# AIM OF THE TASK
Output the lines of records from the line containing "Give bounding boxes" through the line containing "What elements are", both included, unchanged. Don't include the pictures.

### SUPPLIED RECORDS

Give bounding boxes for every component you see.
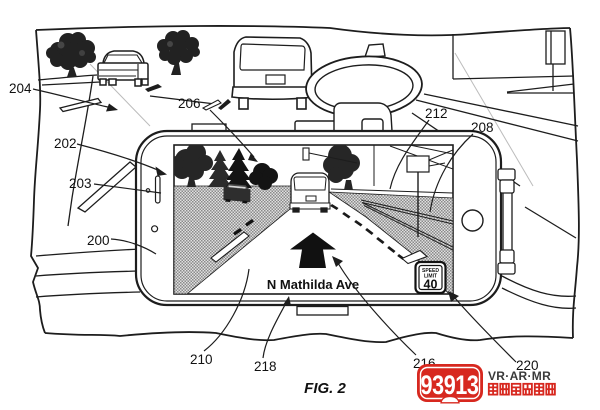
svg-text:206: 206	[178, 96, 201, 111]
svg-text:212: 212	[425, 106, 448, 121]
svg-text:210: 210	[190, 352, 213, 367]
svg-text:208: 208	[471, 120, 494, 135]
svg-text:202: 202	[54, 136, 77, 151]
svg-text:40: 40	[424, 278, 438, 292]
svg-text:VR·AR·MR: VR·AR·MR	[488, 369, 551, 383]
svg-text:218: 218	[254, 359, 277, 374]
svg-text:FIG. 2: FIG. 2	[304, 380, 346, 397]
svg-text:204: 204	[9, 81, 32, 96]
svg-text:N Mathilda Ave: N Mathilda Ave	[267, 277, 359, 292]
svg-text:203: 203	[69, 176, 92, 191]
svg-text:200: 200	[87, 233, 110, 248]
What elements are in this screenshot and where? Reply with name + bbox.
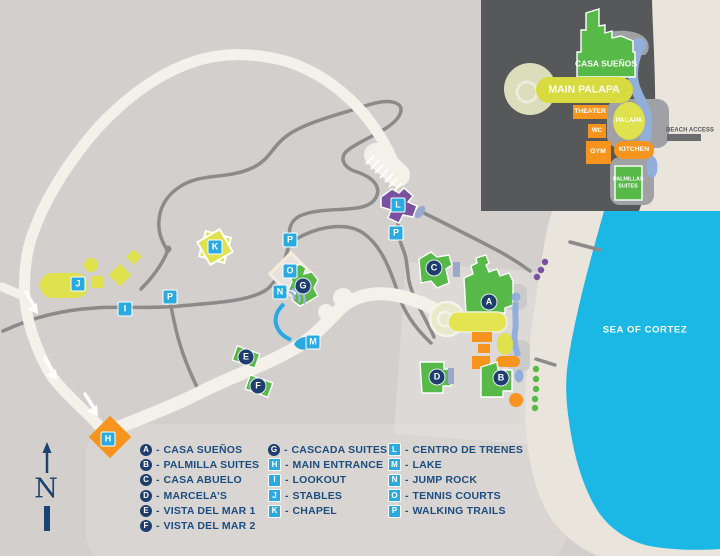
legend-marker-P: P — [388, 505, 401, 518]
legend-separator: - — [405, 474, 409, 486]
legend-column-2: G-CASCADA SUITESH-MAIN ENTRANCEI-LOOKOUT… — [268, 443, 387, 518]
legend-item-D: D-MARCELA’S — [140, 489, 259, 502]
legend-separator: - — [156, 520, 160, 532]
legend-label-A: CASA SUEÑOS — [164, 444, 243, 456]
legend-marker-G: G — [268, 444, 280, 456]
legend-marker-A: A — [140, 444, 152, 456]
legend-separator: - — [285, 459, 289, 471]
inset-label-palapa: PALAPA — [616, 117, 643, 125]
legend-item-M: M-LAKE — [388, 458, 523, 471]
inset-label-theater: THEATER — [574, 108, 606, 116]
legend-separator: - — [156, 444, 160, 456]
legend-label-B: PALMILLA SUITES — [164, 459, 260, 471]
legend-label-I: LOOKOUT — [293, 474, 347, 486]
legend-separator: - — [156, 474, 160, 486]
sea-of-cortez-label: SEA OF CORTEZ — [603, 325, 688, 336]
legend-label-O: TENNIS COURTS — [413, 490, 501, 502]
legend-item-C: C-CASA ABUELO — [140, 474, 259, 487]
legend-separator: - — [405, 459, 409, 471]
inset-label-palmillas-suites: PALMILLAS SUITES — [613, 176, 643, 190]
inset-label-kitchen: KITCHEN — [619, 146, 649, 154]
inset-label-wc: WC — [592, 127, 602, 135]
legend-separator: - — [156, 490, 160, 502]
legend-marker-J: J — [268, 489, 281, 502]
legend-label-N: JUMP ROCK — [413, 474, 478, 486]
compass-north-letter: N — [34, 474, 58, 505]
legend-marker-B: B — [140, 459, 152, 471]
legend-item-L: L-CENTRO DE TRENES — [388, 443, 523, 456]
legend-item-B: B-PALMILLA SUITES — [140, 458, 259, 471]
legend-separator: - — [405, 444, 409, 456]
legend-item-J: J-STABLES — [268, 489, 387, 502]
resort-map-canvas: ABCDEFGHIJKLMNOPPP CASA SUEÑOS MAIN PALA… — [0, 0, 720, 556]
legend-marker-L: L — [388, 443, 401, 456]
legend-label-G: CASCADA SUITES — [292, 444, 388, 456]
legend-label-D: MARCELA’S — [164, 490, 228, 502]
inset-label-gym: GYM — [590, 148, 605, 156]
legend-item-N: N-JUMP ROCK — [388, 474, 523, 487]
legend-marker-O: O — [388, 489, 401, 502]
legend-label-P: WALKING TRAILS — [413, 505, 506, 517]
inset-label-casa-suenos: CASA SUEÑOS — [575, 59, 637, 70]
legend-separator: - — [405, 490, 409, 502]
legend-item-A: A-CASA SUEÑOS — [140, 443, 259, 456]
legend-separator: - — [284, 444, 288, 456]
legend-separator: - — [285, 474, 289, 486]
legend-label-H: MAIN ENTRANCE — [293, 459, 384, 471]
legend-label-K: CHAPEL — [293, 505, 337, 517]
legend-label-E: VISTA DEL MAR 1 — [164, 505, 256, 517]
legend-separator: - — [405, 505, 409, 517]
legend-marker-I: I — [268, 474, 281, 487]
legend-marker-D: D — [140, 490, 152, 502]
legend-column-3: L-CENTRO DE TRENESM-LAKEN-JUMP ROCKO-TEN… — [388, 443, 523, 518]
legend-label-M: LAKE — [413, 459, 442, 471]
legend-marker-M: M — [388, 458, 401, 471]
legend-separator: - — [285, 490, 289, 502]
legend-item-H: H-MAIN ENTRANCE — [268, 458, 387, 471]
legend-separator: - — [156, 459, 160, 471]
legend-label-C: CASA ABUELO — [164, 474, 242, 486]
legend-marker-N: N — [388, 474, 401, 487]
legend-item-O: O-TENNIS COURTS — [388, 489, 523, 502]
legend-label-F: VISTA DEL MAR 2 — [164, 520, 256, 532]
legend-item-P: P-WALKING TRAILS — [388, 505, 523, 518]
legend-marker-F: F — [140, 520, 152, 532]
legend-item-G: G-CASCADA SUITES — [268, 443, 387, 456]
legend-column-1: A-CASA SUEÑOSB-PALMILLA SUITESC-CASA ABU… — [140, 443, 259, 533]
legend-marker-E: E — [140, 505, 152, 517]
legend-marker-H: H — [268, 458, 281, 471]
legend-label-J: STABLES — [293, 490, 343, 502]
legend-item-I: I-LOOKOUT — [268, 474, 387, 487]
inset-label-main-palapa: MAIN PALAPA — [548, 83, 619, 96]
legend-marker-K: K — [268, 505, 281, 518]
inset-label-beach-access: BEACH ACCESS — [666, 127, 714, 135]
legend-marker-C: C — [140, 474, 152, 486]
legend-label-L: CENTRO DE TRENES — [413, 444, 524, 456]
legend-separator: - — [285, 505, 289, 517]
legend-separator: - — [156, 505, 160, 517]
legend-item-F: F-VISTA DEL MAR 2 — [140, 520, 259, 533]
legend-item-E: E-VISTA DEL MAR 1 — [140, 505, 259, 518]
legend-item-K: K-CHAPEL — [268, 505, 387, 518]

######
### SUPPLIED RECORDS

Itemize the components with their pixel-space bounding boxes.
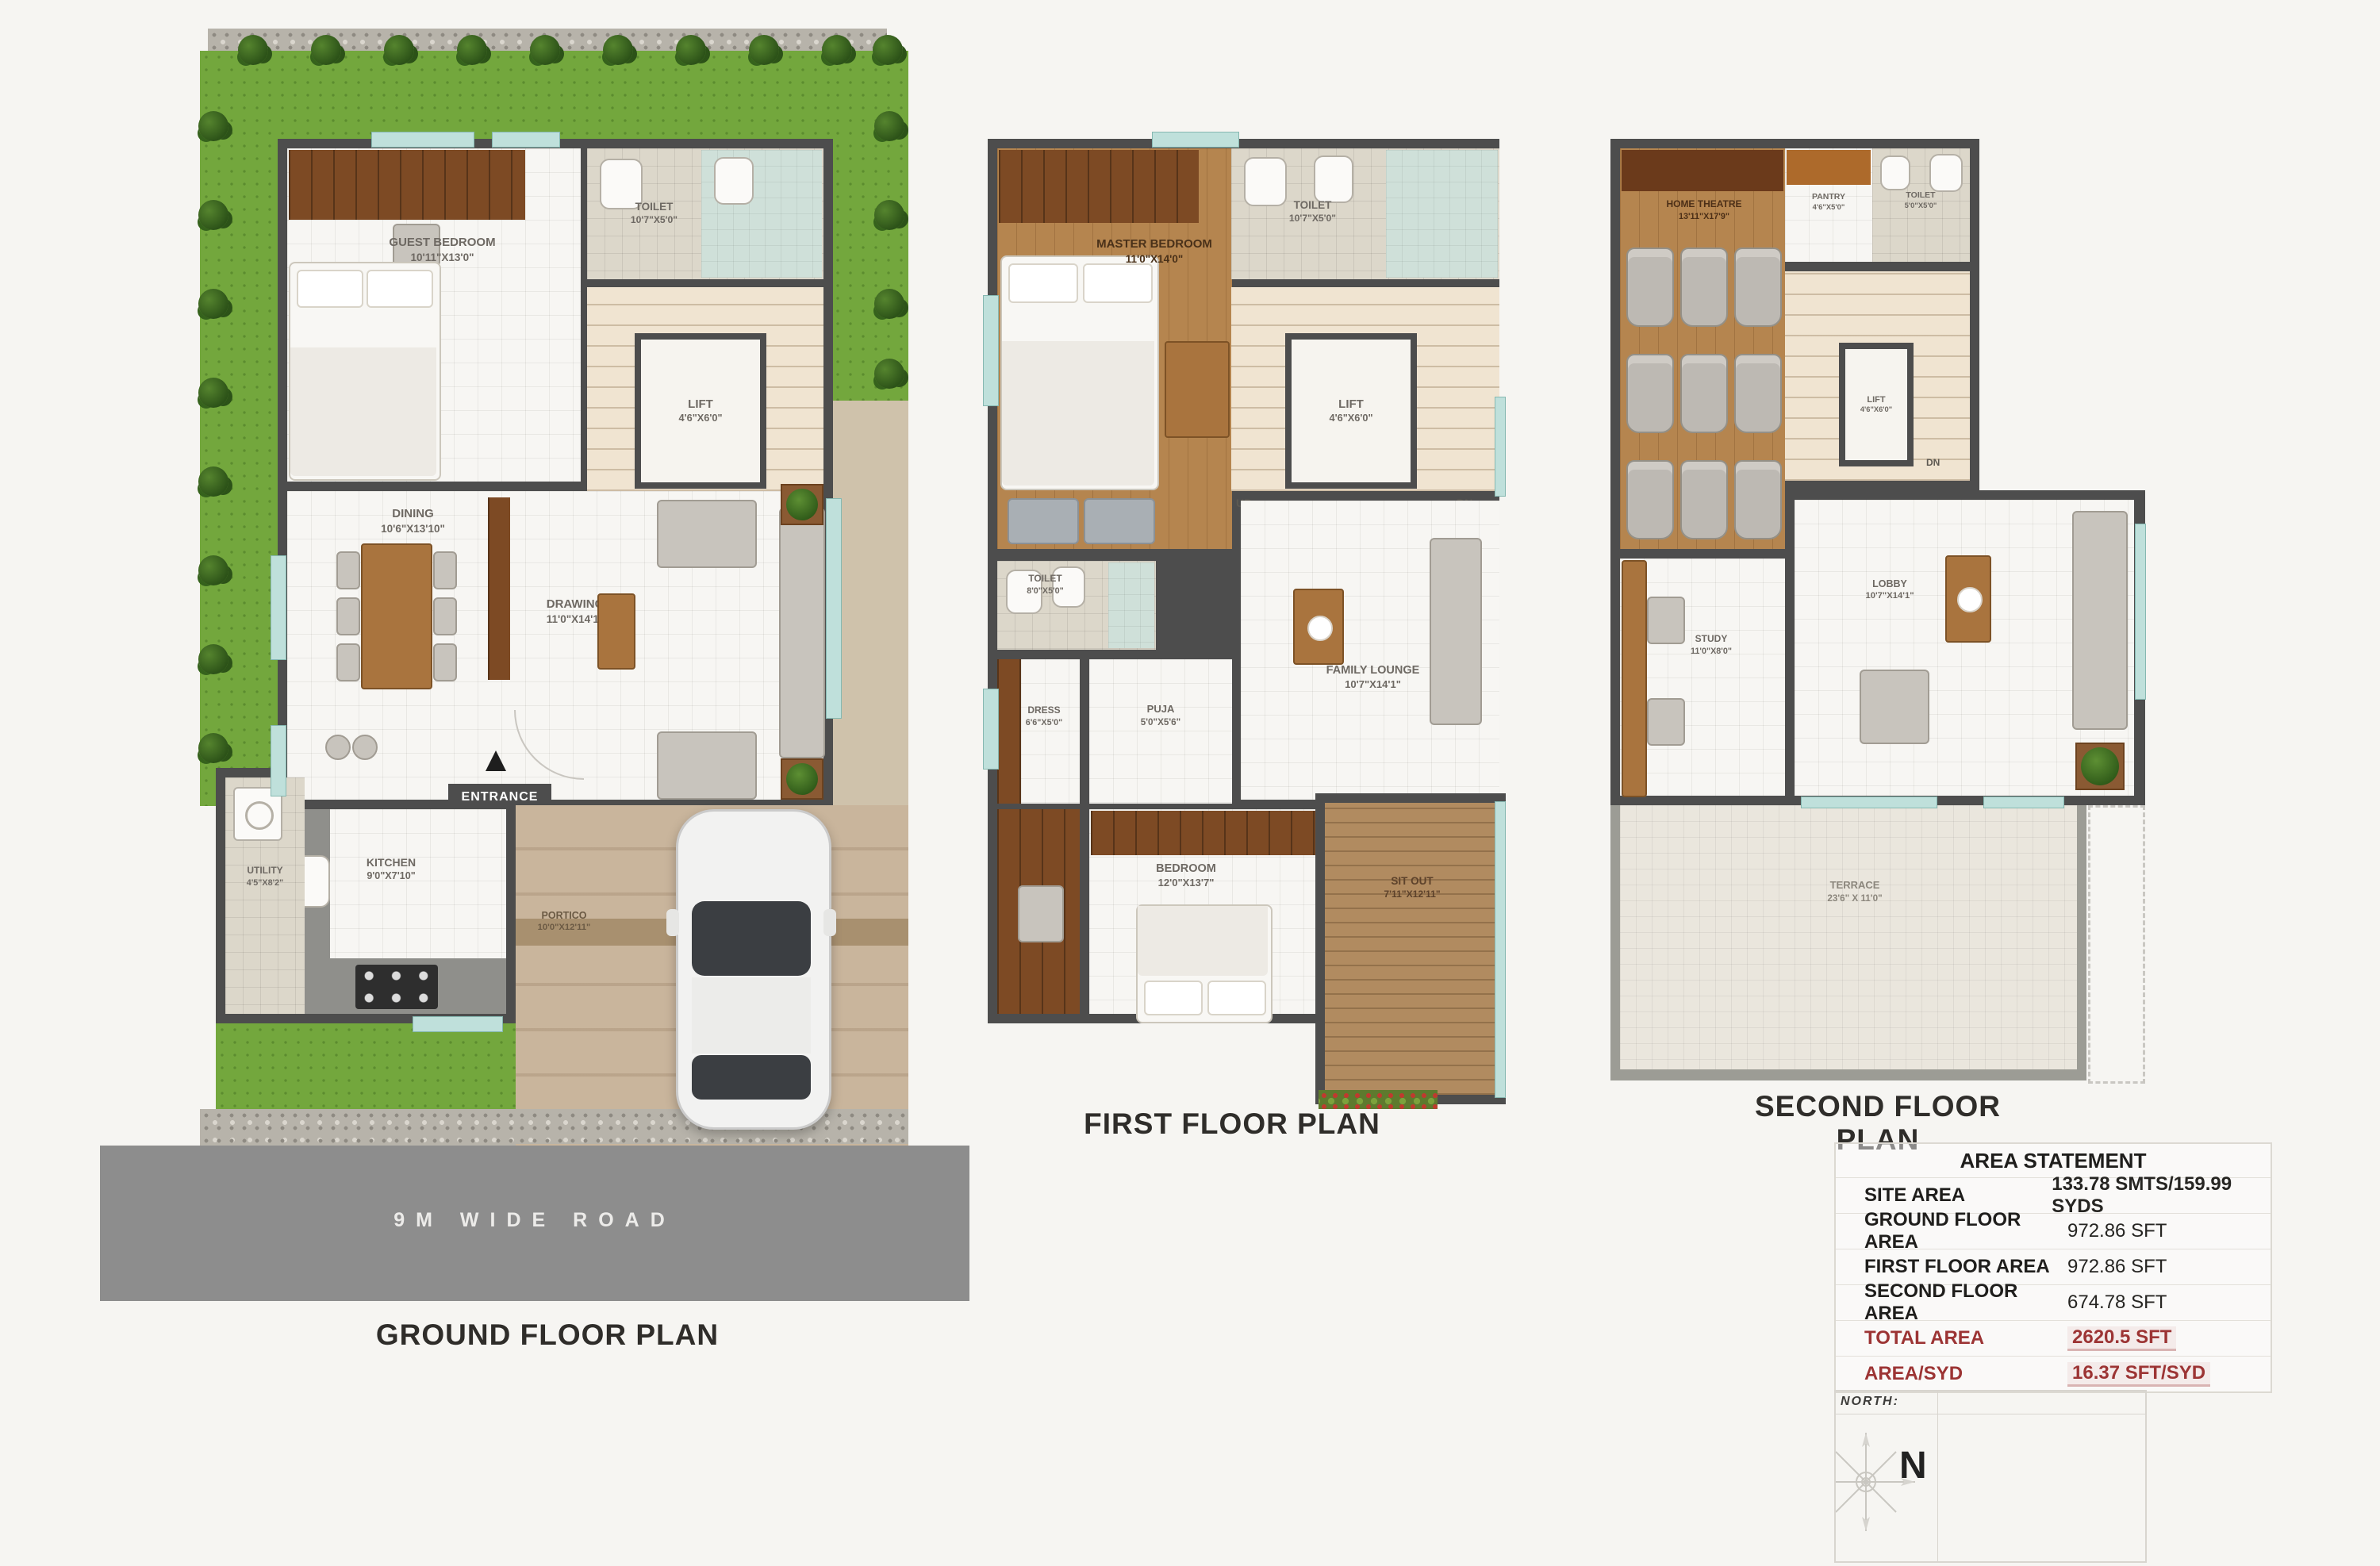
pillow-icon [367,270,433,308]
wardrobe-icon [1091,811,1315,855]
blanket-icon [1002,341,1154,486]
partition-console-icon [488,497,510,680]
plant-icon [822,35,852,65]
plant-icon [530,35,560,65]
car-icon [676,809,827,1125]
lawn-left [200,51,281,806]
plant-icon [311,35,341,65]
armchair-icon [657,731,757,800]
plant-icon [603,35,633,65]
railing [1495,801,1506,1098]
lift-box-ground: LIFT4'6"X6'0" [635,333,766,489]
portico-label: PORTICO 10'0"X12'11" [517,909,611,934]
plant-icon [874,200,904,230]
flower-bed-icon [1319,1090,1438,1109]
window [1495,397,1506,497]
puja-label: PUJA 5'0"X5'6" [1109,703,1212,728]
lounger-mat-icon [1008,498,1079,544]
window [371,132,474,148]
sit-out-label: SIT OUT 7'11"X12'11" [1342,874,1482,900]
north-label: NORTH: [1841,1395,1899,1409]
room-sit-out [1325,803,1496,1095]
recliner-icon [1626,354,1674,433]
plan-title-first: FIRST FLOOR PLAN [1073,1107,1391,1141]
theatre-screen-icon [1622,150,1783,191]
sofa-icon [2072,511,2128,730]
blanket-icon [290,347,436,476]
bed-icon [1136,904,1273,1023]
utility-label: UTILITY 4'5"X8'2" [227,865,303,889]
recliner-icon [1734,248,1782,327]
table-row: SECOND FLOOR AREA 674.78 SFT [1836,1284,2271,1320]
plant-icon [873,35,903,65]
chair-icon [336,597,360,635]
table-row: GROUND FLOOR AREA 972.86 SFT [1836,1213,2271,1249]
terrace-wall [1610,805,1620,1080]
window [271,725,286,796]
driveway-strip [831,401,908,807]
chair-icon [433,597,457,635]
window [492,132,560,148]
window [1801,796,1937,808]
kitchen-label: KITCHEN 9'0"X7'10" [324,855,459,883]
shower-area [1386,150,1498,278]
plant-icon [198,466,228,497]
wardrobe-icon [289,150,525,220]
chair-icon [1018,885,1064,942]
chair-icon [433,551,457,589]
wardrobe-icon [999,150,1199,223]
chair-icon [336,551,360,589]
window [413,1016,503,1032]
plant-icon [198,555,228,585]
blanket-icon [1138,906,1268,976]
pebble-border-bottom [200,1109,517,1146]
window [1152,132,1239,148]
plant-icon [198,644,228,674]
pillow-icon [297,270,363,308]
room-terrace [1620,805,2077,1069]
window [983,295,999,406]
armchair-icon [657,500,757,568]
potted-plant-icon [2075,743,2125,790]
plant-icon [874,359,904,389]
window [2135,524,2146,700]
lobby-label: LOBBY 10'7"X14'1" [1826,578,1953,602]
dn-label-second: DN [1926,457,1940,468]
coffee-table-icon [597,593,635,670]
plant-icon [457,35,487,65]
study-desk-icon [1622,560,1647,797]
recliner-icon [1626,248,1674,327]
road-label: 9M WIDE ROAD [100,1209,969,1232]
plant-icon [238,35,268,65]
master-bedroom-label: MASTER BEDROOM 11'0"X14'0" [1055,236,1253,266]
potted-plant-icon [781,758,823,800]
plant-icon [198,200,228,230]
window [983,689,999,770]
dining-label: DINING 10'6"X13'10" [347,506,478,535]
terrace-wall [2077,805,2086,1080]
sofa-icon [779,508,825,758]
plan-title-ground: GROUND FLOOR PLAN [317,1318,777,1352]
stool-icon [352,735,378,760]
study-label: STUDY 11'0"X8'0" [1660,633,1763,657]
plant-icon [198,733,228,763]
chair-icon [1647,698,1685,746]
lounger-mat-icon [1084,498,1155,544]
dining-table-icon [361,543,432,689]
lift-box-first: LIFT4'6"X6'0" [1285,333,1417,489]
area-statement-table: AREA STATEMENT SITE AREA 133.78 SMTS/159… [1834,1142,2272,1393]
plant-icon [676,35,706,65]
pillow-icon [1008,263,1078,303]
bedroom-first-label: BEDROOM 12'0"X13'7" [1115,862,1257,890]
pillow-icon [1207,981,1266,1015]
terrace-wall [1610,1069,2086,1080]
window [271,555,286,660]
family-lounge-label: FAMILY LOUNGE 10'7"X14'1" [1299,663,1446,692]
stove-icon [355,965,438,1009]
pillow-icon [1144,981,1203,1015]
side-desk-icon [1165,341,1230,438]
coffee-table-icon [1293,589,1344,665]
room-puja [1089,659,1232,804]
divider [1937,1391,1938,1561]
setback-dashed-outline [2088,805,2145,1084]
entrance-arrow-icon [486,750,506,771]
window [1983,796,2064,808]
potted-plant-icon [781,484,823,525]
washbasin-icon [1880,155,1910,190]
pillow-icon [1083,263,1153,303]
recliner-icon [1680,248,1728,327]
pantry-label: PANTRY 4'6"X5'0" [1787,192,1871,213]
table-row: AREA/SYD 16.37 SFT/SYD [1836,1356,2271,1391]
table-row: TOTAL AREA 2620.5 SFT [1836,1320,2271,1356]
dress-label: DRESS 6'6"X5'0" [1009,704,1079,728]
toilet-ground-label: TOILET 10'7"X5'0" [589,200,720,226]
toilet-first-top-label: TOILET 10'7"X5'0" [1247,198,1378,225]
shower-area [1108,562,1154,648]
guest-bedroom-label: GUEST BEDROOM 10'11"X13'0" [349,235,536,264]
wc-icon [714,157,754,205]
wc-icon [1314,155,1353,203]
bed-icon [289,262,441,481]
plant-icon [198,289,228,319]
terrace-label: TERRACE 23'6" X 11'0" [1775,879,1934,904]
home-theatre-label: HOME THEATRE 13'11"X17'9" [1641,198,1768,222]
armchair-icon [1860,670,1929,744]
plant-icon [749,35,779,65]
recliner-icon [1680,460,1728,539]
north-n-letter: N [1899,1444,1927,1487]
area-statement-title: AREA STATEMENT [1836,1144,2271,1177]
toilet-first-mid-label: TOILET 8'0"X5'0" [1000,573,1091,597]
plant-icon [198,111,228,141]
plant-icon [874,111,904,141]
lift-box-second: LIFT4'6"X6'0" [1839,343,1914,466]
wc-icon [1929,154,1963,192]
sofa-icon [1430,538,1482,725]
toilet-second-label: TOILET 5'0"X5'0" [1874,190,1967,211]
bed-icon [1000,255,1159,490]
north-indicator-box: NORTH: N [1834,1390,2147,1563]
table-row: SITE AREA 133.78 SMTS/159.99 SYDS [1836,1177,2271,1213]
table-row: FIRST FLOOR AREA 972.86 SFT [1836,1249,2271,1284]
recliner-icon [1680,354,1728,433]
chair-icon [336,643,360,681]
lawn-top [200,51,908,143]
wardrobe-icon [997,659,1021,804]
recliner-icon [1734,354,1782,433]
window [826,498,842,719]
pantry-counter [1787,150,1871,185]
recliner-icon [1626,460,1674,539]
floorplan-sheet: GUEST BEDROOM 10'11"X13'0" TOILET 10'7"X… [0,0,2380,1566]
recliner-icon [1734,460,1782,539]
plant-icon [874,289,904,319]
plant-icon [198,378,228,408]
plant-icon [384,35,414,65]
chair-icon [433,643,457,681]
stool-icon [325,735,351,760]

######

# EXERCISE OUTPUT
Give bounding boxes for every component you see.
svg-text:206: 206	[178, 96, 201, 111]
svg-text:212: 212	[425, 106, 448, 121]
svg-text:210: 210	[190, 352, 213, 367]
svg-text:208: 208	[471, 120, 494, 135]
svg-text:202: 202	[54, 136, 77, 151]
svg-text:40: 40	[424, 278, 438, 292]
svg-text:VR·AR·MR: VR·AR·MR	[488, 369, 551, 383]
svg-text:218: 218	[254, 359, 277, 374]
svg-text:FIG. 2: FIG. 2	[304, 380, 346, 397]
svg-text:204: 204	[9, 81, 32, 96]
svg-text:N Mathilda Ave: N Mathilda Ave	[267, 277, 359, 292]
svg-text:203: 203	[69, 176, 92, 191]
svg-text:200: 200	[87, 233, 110, 248]
What elements are in this screenshot and where? Reply with name + bbox.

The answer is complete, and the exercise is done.